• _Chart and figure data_
☆ ☆ ☆

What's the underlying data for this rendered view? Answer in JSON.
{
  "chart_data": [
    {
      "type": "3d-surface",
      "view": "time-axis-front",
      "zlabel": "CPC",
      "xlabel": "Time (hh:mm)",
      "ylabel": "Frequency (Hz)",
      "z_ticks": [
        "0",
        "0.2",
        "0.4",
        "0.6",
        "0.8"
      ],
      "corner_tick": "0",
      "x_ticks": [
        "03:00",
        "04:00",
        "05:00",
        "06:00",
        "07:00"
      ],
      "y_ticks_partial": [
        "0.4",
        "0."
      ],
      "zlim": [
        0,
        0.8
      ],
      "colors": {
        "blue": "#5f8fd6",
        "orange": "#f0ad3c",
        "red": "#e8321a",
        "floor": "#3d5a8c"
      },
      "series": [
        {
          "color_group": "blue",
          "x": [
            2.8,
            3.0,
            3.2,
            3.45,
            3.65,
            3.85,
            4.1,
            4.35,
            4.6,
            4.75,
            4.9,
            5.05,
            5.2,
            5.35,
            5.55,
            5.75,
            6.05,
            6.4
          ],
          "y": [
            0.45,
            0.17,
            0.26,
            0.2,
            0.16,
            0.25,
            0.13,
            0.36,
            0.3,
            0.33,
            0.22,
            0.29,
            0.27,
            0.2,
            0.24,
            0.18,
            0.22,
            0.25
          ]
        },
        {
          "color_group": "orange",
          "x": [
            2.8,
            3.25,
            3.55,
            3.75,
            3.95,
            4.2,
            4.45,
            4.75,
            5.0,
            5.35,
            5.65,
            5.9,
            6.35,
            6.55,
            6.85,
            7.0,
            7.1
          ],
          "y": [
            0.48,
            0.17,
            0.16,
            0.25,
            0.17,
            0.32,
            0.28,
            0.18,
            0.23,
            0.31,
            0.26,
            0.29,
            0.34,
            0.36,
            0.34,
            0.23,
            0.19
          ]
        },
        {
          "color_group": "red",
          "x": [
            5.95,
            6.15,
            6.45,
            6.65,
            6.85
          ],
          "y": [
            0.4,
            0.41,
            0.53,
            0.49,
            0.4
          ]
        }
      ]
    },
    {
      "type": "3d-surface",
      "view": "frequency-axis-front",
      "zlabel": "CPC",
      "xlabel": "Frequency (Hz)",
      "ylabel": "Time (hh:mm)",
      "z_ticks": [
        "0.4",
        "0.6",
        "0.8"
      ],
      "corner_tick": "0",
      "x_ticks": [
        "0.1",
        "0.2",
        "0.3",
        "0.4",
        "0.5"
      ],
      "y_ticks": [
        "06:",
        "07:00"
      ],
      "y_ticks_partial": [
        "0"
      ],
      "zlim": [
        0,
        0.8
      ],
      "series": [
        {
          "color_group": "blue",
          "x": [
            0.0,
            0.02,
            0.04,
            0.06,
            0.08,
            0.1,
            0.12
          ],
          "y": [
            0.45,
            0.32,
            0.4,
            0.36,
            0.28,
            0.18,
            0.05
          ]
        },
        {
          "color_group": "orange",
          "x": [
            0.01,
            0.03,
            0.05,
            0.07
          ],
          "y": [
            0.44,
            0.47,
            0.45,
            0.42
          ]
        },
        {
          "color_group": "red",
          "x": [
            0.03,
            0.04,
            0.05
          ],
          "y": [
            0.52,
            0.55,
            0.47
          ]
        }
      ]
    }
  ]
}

☆ ☆ ☆

• _Work required_
Produce an exact copy of the whole listing.

• _Finished task_
What's the underlying data for this rendered view? Answer in JSON.
{
  "chart_data": [
    {
      "type": "3d-surface",
      "view": "time-axis-front",
      "zlabel": "CPC",
      "xlabel": "Time (hh:mm)",
      "ylabel": "Frequency (Hz)",
      "z_ticks": [
        "0",
        "0.2",
        "0.4",
        "0.6",
        "0.8"
      ],
      "corner_tick": "0",
      "x_ticks": [
        "03:00",
        "04:00",
        "05:00",
        "06:00",
        "07:00"
      ],
      "y_ticks_partial": [
        "0.4",
        "0."
      ],
      "zlim": [
        0,
        0.8
      ],
      "colors": {
        "blue": "#5f8fd6",
        "orange": "#f0ad3c",
        "red": "#e8321a",
        "floor": "#3d5a8c"
      },
      "series": [
        {
          "color_group": "blue",
          "x": [
            2.8,
            3.0,
            3.2,
            3.45,
            3.65,
            3.85,
            4.1,
            4.35,
            4.6,
            4.75,
            4.9,
            5.05,
            5.2,
            5.35,
            5.55,
            5.75,
            6.05,
            6.4
          ],
          "y": [
            0.45,
            0.17,
            0.26,
            0.2,
            0.16,
            0.25,
            0.13,
            0.36,
            0.3,
            0.33,
            0.22,
            0.29,
            0.27,
            0.2,
            0.24,
            0.18,
            0.22,
            0.25
          ]
        },
        {
          "color_group": "orange",
          "x": [
            2.8,
            3.25,
            3.55,
            3.75,
            3.95,
            4.2,
            4.45,
            4.75,
            5.0,
            5.35,
            5.65,
            5.9,
            6.35,
            6.55,
            6.85,
            7.0,
            7.1
          ],
          "y": [
            0.48,
            0.17,
            0.16,
            0.25,
            0.17,
            0.32,
            0.28,
            0.18,
            0.23,
            0.31,
            0.26,
            0.29,
            0.34,
            0.36,
            0.34,
            0.23,
            0.19
          ]
        },
        {
          "color_group": "red",
          "x": [
            5.95,
            6.15,
            6.45,
            6.65,
            6.85
          ],
          "y": [
            0.4,
            0.41,
            0.53,
            0.49,
            0.4
          ]
        }
      ]
    },
    {
      "type": "3d-surface",
      "view": "frequency-axis-front",
      "zlabel": "CPC",
      "xlabel": "Frequency (Hz)",
      "ylabel": "Time (hh:mm)",
      "z_ticks": [
        "0.4",
        "0.6",
        "0.8"
      ],
      "corner_tick": "0",
      "x_ticks": [
        "0.1",
        "0.2",
        "0.3",
        "0.4",
        "0.5"
      ],
      "y_ticks": [
        "06:",
        "07:00"
      ],
      "y_ticks_partial": [
        "0"
      ],
      "zlim": [
        0,
        0.8
      ],
      "series": [
        {
          "color_group": "blue",
          "x": [
            0.0,
            0.02,
            0.04,
            0.06,
            0.08,
            0.1,
            0.12
          ],
          "y": [
            0.45,
            0.32,
            0.4,
            0.36,
            0.28,
            0.18,
            0.05
          ]
        },
        {
          "color_group": "orange",
          "x": [
            0.01,
            0.03,
            0.05,
            0.07
          ],
          "y": [
            0.44,
            0.47,
            0.45,
            0.42
          ]
        },
        {
          "color_group": "red",
          "x": [
            0.03,
            0.04,
            0.05
          ],
          "y": [
            0.52,
            0.55,
            0.47
          ]
        }
      ]
    }
  ]
}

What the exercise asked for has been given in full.